Scan the data below and pick out the lines containing the word "marker".

** Data in this exercise **
_____
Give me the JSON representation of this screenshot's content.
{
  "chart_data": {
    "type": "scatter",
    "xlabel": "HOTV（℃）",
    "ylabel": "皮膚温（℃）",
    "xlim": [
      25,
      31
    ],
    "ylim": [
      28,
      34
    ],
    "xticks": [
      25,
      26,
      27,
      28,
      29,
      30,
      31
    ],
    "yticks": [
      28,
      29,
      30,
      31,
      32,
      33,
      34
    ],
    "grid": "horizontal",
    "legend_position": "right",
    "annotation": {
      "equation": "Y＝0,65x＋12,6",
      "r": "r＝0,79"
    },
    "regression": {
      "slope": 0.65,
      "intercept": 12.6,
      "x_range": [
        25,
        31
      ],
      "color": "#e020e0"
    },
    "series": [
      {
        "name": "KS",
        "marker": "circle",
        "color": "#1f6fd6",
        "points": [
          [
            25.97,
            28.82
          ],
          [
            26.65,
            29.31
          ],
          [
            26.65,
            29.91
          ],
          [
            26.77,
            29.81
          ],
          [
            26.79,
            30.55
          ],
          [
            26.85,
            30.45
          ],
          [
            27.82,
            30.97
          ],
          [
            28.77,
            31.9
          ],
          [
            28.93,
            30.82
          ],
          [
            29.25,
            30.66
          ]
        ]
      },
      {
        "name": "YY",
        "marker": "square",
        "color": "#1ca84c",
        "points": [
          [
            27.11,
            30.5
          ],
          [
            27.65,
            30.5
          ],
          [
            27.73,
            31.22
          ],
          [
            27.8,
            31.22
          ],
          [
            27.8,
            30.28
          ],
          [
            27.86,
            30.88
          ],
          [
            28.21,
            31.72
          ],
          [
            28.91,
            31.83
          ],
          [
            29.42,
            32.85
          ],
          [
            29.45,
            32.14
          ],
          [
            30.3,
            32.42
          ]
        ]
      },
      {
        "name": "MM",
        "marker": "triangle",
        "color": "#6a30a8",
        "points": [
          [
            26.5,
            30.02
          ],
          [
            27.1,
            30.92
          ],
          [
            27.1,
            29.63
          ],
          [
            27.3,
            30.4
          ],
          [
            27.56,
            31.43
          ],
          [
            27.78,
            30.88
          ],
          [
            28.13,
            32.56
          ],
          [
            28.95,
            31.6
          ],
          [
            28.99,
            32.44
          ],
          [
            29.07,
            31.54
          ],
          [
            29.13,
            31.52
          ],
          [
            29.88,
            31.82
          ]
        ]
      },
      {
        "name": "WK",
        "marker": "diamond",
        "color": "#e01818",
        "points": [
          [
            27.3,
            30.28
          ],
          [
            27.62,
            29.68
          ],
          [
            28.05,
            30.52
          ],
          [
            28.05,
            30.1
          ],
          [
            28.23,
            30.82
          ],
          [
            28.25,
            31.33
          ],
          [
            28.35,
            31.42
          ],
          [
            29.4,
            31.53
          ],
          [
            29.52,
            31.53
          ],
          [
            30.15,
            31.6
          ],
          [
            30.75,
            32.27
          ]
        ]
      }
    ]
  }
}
_____
** Exercise output **
        "marker": "circle",
        "marker": "square",
        "marker": "triangle",
        "marker": "diamond",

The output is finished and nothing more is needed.